[What you are asked to do] Go through the records and copy each line where the word "image" occurs.

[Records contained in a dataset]
****

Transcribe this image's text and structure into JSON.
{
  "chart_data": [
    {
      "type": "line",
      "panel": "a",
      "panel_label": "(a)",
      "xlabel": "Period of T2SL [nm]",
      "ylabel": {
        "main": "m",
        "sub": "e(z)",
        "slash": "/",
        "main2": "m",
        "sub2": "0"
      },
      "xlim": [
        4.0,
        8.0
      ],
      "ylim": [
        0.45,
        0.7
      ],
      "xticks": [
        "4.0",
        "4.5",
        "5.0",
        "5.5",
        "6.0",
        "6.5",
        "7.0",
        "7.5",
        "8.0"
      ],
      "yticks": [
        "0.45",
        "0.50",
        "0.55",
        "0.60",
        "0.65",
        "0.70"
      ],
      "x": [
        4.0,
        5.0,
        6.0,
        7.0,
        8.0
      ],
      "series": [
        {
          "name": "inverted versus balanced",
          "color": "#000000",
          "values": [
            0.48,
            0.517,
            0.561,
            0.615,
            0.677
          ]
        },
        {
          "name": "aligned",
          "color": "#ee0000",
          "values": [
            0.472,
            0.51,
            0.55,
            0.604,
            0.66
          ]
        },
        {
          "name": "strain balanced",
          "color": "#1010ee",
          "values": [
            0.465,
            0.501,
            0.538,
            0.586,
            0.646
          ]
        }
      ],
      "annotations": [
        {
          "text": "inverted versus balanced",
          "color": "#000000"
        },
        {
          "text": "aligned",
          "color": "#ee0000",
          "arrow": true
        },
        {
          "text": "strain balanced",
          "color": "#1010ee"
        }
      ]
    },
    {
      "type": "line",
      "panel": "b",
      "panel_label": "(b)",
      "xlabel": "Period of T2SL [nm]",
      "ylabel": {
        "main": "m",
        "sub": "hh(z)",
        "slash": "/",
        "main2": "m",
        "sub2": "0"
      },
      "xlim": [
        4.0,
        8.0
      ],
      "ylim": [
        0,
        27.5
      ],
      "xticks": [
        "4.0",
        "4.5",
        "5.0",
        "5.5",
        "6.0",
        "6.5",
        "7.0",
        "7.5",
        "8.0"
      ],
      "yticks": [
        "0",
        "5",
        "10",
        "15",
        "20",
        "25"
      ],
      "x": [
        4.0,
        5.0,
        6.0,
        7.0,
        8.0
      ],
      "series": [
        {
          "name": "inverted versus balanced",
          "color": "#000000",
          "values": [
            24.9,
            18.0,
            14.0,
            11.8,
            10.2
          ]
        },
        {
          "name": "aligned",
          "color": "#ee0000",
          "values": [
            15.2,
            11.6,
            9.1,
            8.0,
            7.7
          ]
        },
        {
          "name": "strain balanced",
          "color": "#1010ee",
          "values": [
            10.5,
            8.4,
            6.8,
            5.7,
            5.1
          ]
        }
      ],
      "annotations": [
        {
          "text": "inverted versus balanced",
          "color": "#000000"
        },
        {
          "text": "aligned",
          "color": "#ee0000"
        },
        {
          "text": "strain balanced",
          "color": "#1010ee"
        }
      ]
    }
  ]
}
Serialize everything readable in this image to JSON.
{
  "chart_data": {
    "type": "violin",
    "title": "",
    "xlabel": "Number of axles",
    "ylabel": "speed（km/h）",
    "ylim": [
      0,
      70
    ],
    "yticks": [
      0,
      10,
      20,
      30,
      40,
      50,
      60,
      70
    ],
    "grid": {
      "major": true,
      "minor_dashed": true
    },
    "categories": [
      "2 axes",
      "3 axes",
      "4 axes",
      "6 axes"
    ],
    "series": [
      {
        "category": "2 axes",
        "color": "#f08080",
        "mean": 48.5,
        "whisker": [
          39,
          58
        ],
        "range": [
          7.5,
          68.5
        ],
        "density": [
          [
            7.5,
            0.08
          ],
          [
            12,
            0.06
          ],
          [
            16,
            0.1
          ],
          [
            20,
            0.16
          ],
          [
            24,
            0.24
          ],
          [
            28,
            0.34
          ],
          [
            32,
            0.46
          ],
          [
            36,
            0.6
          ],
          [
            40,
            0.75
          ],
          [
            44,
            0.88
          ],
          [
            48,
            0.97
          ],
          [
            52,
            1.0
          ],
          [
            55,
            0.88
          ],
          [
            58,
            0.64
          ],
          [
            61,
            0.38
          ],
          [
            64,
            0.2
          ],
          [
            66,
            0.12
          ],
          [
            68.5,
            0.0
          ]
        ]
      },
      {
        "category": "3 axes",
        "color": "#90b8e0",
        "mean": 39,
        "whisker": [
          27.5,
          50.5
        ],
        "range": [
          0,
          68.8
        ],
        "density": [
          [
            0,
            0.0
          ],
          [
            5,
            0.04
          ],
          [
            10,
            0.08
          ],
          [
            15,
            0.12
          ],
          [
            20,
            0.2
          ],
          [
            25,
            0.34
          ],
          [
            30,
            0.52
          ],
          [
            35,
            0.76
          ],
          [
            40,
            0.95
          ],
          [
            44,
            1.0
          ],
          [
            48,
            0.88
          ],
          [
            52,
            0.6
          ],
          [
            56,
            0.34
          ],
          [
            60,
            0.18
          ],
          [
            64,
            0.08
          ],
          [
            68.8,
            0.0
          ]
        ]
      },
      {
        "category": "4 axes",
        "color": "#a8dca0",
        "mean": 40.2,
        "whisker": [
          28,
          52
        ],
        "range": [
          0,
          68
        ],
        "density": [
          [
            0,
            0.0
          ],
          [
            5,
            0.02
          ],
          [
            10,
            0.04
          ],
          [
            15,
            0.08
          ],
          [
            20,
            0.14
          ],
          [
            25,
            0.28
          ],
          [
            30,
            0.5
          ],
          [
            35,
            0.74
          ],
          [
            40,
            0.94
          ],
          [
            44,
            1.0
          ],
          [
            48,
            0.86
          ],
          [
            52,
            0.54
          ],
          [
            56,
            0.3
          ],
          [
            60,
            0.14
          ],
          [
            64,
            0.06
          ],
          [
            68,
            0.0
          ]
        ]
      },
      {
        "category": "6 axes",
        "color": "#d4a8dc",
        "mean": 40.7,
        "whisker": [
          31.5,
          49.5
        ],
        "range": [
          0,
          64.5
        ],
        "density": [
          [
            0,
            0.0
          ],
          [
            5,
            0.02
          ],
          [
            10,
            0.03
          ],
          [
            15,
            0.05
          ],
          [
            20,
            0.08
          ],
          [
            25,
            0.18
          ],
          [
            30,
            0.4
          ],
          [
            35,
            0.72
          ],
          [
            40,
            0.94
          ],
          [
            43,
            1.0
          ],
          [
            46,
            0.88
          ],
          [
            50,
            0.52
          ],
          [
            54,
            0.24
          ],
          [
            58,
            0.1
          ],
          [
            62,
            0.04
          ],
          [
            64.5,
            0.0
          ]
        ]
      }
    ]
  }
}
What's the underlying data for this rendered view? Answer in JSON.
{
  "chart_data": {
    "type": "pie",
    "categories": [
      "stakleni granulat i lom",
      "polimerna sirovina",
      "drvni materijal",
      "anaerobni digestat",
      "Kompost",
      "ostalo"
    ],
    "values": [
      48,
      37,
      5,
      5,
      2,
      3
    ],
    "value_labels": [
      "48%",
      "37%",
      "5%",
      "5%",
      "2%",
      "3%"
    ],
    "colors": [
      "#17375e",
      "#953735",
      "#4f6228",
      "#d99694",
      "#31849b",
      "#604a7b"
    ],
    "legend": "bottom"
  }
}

****

[Completed task]
Transcribe this image's text and structure into JSON.
Serialize everything readable in this image to JSON.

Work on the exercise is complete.